Problem statement
Transcribe the listing exactly, leaving out every picture.

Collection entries
--- START ---
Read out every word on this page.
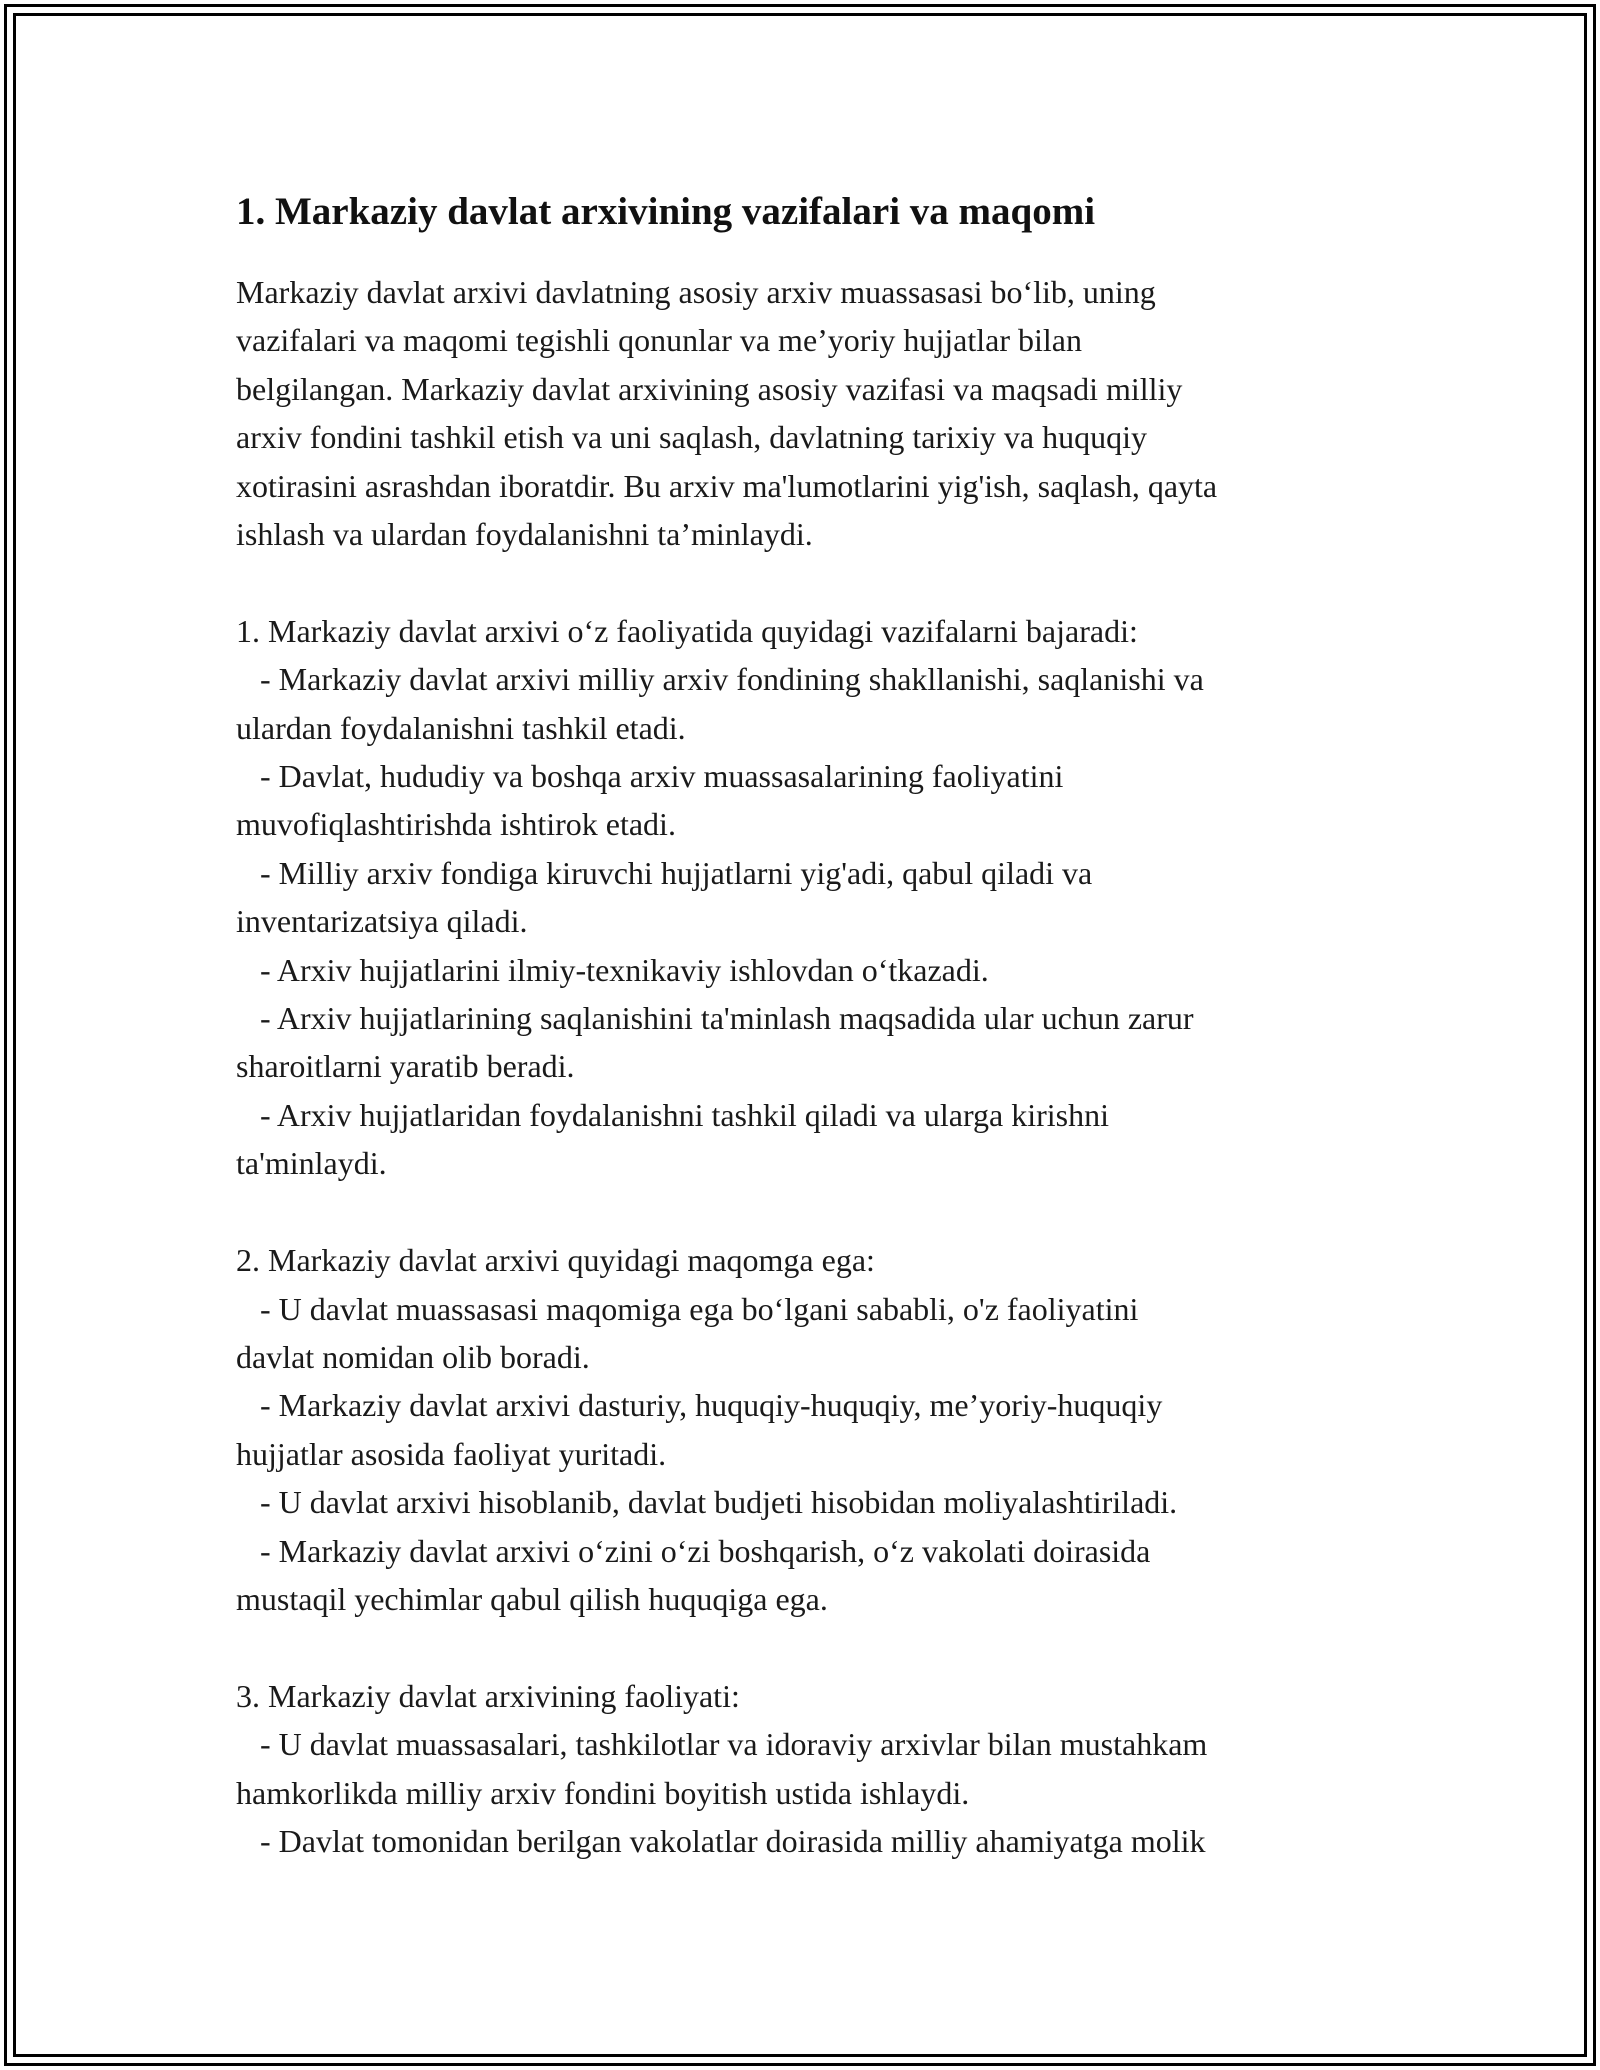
1. Markaziy davlat arxivining vazifalari va maqomi

Markaziy davlat arxivi davlatning asosiy arxiv muassasasi bo‘lib, uning
vazifalari va maqomi tegishli qonunlar va me’yoriy hujjatlar bilan
belgilangan. Markaziy davlat arxivining asosiy vazifasi va maqsadi milliy
arxiv fondini tashkil etish va uni saqlash, davlatning tarixiy va huquqiy
xotirasini asrashdan iboratdir. Bu arxiv ma'lumotlarini yig'ish, saqlash, qayta
ishlash va ulardan foydalanishni ta’minlaydi.

1. Markaziy davlat arxivi o‘z faoliyatida quyidagi vazifalarni bajaradi:

- Markaziy davlat arxivi milliy arxiv fondining shakllanishi, saqlanishi va
ulardan foydalanishni tashkil etadi.

- Davlat, hududiy va boshqa arxiv muassasalarining faoliyatini
muvofiqlashtirishda ishtirok etadi.

- Milliy arxiv fondiga kiruvchi hujjatlarni yig'adi, qabul qiladi va
inventarizatsiya qiladi.

- Arxiv hujjatlarini ilmiy-texnikaviy ishlovdan o‘tkazadi.

- Arxiv hujjatlarining saqlanishini ta'minlash maqsadida ular uchun zarur
sharoitlarni yaratib beradi.

- Arxiv hujjatlaridan foydalanishni tashkil qiladi va ularga kirishni
ta'minlaydi.

2. Markaziy davlat arxivi quyidagi maqomga ega:

- U davlat muassasasi maqomiga ega bo‘lgani sababli, o'z faoliyatini
davlat nomidan olib boradi.

- Markaziy davlat arxivi dasturiy, huquqiy-huquqiy, me’yoriy-huquqiy
hujjatlar asosida faoliyat yuritadi.

- U davlat arxivi hisoblanib, davlat budjeti hisobidan moliyalashtiriladi.

- Markaziy davlat arxivi o‘zini o‘zi boshqarish, o‘z vakolati doirasida
mustaqil yechimlar qabul qilish huquqiga ega.

3. Markaziy davlat arxivining faoliyati:

- U davlat muassasalari, tashkilotlar va idoraviy arxivlar bilan mustahkam
hamkorlikda milliy arxiv fondini boyitish ustida ishlaydi.

- Davlat tomonidan berilgan vakolatlar doirasida milliy ahamiyatga molik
--- END ---
Result
Read out every word on this page.
1. Markaziy davlat arxivining vazifalari va maqomi

Markaziy davlat arxivi davlatning asosiy arxiv muassasasi bo‘lib, uning
vazifalari va maqomi tegishli qonunlar va me’yoriy hujjatlar bilan
belgilangan. Markaziy davlat arxivining asosiy vazifasi va maqsadi milliy
arxiv fondini tashkil etish va uni saqlash, davlatning tarixiy va huquqiy
xotirasini asrashdan iboratdir. Bu arxiv ma'lumotlarini yig'ish, saqlash, qayta
ishlash va ulardan foydalanishni ta’minlaydi.

1. Markaziy davlat arxivi o‘z faoliyatida quyidagi vazifalarni bajaradi:

- Markaziy davlat arxivi milliy arxiv fondining shakllanishi, saqlanishi va
ulardan foydalanishni tashkil etadi.

- Davlat, hududiy va boshqa arxiv muassasalarining faoliyatini
muvofiqlashtirishda ishtirok etadi.

- Milliy arxiv fondiga kiruvchi hujjatlarni yig'adi, qabul qiladi va
inventarizatsiya qiladi.

- Arxiv hujjatlarini ilmiy-texnikaviy ishlovdan o‘tkazadi.

- Arxiv hujjatlarining saqlanishini ta'minlash maqsadida ular uchun zarur
sharoitlarni yaratib beradi.

- Arxiv hujjatlaridan foydalanishni tashkil qiladi va ularga kirishni
ta'minlaydi.

2. Markaziy davlat arxivi quyidagi maqomga ega:

- U davlat muassasasi maqomiga ega bo‘lgani sababli, o'z faoliyatini
davlat nomidan olib boradi.

- Markaziy davlat arxivi dasturiy, huquqiy-huquqiy, me’yoriy-huquqiy
hujjatlar asosida faoliyat yuritadi.

- U davlat arxivi hisoblanib, davlat budjeti hisobidan moliyalashtiriladi.

- Markaziy davlat arxivi o‘zini o‘zi boshqarish, o‘z vakolati doirasida
mustaqil yechimlar qabul qilish huquqiga ega.

3. Markaziy davlat arxivining faoliyati:

- U davlat muassasalari, tashkilotlar va idoraviy arxivlar bilan mustahkam
hamkorlikda milliy arxiv fondini boyitish ustida ishlaydi.

- Davlat tomonidan berilgan vakolatlar doirasida milliy ahamiyatga molik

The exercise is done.